═══ Records for this task ═══

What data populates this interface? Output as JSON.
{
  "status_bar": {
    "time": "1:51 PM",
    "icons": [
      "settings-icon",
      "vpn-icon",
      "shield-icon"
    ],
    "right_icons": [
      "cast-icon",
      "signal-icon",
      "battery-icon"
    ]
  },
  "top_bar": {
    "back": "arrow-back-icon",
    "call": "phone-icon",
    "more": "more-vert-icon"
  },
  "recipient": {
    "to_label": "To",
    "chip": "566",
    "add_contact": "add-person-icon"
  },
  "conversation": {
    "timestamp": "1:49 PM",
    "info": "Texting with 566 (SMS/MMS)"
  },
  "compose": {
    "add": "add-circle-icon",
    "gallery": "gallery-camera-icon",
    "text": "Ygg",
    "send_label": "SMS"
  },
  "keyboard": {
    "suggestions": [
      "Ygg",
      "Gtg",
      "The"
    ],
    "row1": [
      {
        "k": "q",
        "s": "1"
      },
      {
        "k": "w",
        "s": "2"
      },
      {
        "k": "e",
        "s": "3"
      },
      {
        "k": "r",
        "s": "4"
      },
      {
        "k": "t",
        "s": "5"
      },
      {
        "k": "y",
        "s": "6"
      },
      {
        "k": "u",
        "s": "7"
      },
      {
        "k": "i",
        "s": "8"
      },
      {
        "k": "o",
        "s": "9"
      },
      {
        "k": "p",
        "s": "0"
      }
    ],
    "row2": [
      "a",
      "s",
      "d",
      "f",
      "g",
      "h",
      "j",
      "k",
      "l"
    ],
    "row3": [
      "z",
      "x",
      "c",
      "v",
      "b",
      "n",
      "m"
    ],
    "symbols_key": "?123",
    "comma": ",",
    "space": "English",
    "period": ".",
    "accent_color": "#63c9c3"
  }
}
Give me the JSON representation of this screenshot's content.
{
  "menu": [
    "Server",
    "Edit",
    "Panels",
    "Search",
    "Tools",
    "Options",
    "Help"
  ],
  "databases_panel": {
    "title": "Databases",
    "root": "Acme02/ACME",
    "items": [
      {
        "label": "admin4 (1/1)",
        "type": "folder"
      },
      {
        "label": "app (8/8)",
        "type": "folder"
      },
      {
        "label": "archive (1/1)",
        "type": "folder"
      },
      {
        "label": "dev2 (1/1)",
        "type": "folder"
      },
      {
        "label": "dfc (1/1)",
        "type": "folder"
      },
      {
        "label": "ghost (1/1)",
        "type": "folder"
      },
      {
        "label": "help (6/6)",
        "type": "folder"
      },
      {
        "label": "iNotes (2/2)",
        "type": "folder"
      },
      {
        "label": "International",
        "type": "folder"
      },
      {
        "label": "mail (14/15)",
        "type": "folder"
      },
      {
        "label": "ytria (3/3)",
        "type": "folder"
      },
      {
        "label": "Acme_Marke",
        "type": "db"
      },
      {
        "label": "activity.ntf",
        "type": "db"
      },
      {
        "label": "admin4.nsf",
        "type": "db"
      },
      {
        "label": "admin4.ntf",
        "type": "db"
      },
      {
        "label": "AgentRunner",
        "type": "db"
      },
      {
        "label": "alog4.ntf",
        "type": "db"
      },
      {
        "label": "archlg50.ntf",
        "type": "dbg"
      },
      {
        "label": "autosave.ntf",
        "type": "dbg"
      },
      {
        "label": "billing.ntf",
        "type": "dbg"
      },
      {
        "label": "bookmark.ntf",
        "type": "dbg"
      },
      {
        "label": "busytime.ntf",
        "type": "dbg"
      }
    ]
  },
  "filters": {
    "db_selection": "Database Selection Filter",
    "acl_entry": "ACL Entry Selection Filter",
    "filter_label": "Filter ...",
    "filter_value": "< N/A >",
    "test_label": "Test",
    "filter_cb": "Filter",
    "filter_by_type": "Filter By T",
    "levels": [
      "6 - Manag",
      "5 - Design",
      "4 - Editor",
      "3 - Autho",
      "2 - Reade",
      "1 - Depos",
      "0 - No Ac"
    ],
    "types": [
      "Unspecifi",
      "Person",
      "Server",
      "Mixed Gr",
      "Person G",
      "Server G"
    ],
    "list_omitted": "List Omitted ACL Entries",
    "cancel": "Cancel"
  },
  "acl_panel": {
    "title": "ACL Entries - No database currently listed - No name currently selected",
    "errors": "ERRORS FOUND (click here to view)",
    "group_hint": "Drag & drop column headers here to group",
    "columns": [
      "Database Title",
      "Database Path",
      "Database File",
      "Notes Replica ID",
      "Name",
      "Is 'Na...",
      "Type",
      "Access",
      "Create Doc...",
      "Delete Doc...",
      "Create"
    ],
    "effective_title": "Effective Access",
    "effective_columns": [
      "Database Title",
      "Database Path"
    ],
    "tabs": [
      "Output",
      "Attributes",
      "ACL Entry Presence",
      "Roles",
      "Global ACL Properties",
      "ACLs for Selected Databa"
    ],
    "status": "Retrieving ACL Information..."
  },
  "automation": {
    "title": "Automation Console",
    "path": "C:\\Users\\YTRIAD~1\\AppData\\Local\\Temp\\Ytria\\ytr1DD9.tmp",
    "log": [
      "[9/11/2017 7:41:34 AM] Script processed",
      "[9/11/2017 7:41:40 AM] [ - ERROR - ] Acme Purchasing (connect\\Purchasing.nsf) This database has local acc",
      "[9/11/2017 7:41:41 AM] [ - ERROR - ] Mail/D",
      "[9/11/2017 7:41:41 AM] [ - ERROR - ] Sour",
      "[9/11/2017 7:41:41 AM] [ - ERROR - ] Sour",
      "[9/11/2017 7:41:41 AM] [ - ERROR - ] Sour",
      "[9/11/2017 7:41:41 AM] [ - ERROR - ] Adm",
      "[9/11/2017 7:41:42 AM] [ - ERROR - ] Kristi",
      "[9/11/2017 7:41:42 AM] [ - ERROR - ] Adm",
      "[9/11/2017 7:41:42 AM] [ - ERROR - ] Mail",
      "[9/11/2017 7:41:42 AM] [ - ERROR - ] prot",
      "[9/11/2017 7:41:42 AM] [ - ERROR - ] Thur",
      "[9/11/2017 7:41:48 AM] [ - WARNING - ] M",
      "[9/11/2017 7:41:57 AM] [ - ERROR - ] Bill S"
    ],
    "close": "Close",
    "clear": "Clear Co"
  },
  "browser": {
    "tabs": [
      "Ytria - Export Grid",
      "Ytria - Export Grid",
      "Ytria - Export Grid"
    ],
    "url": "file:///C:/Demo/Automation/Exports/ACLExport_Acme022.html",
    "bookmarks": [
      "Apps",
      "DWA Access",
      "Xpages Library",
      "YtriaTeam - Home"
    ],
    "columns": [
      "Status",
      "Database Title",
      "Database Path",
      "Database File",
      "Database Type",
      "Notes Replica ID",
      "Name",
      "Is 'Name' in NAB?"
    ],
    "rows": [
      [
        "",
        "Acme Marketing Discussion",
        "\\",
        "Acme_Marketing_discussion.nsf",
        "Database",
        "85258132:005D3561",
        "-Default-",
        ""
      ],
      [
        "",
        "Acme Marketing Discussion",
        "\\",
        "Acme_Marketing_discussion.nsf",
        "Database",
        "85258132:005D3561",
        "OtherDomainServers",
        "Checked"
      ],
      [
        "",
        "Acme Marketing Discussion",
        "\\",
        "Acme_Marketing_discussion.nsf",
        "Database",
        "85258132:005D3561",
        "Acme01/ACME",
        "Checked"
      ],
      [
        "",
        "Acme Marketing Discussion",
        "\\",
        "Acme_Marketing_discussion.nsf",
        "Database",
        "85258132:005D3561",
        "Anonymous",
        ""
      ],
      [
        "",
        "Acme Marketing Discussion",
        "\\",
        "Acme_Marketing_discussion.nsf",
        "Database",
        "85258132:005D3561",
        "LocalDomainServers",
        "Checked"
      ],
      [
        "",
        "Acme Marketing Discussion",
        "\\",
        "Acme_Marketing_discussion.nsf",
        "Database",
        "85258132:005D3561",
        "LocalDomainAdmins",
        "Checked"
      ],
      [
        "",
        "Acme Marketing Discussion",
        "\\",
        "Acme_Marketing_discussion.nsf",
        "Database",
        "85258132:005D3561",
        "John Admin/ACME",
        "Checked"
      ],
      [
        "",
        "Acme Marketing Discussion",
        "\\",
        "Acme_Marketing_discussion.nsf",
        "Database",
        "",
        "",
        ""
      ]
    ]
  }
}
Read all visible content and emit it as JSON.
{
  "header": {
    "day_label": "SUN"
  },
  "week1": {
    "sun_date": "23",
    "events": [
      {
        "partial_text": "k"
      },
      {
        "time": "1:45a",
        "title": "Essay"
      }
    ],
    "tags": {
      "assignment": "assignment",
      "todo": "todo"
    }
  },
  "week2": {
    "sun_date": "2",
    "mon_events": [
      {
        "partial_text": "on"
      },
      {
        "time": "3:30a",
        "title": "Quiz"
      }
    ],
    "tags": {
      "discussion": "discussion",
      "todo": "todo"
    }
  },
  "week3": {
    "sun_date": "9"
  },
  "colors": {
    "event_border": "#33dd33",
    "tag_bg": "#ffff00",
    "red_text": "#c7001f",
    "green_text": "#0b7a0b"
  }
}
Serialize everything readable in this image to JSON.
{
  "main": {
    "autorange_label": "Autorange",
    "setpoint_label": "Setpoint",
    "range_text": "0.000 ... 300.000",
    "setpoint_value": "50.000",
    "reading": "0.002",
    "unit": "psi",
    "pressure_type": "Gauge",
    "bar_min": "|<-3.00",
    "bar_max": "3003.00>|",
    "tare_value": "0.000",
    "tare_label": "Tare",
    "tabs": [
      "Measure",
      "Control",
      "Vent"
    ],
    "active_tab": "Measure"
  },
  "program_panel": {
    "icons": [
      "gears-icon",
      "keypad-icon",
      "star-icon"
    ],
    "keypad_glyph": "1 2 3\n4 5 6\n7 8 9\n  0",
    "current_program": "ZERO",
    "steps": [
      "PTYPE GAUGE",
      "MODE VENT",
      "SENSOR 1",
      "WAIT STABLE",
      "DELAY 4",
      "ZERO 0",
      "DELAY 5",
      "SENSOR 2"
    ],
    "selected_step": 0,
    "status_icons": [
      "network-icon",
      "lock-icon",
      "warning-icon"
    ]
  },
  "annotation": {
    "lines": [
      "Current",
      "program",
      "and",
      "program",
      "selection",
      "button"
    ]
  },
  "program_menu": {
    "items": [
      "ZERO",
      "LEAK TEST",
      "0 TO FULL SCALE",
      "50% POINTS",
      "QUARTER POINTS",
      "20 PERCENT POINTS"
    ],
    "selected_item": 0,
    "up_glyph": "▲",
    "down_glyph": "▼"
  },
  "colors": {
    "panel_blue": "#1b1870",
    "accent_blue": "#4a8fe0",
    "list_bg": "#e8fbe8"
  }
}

═══

__Brief__
Establish how many lines of the material above hold the word "JSON". Nothing but the count should be returned.

__The response__
4